Only one number is expected here, namely how many lines of the entries below hold the string "Street".
__________
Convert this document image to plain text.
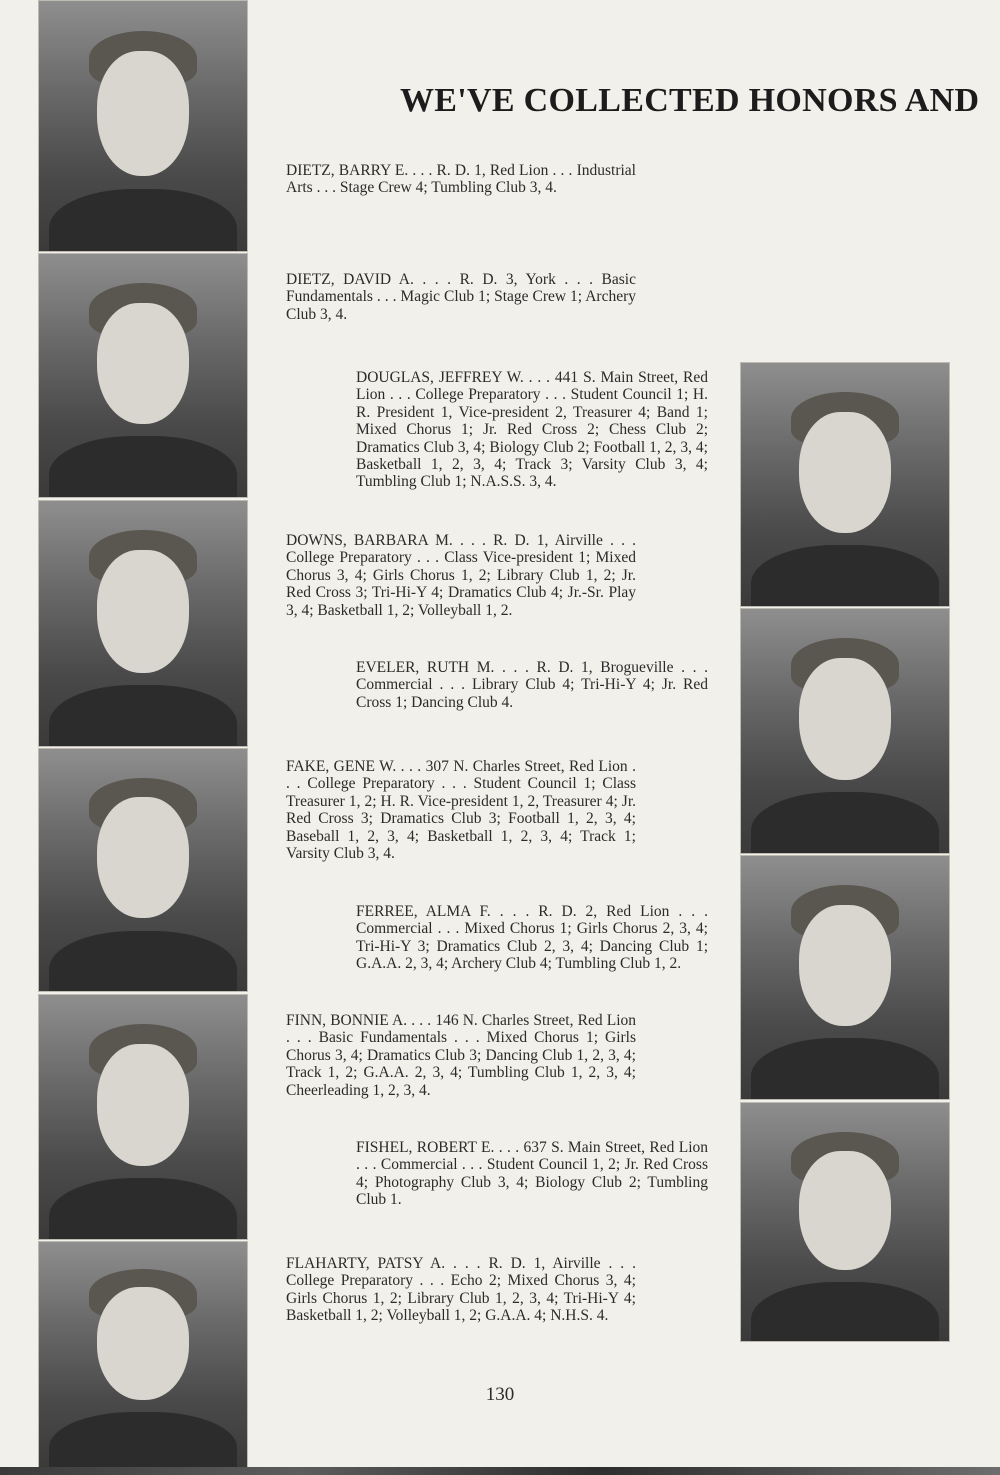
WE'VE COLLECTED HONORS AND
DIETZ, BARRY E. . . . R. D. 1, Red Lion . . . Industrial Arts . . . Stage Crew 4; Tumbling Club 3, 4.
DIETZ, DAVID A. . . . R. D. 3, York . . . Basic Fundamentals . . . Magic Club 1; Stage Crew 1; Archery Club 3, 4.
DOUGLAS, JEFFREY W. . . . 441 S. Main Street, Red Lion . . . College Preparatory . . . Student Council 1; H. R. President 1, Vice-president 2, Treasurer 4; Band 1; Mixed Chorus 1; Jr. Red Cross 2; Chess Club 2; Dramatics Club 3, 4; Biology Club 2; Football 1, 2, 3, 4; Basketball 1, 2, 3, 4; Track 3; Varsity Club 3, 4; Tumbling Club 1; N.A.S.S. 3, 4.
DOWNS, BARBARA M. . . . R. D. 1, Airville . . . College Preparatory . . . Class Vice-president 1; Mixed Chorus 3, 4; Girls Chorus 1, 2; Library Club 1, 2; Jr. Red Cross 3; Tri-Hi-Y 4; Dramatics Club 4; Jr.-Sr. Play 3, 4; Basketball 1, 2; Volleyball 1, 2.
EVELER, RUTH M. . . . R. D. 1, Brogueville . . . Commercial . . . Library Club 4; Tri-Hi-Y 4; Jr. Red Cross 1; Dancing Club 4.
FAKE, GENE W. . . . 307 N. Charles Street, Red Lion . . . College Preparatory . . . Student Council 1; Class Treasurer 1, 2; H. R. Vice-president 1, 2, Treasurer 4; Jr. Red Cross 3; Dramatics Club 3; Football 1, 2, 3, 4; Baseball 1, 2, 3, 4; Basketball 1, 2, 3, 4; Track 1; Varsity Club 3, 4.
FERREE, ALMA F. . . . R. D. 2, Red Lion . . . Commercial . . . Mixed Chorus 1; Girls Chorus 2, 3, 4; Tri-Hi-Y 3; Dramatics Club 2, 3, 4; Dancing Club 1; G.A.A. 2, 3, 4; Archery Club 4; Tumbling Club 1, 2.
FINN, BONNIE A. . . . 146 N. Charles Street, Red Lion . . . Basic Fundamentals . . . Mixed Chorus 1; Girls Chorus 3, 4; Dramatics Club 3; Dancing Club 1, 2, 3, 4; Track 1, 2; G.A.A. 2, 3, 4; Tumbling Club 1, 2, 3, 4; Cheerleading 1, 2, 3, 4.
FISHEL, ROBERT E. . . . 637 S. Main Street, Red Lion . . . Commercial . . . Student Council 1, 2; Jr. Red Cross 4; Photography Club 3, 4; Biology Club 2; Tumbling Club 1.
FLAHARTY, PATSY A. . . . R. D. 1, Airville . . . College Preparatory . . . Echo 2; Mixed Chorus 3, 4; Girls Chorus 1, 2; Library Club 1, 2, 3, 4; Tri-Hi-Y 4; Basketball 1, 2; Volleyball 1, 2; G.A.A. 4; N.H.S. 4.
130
__________
• _Output for this task_: 4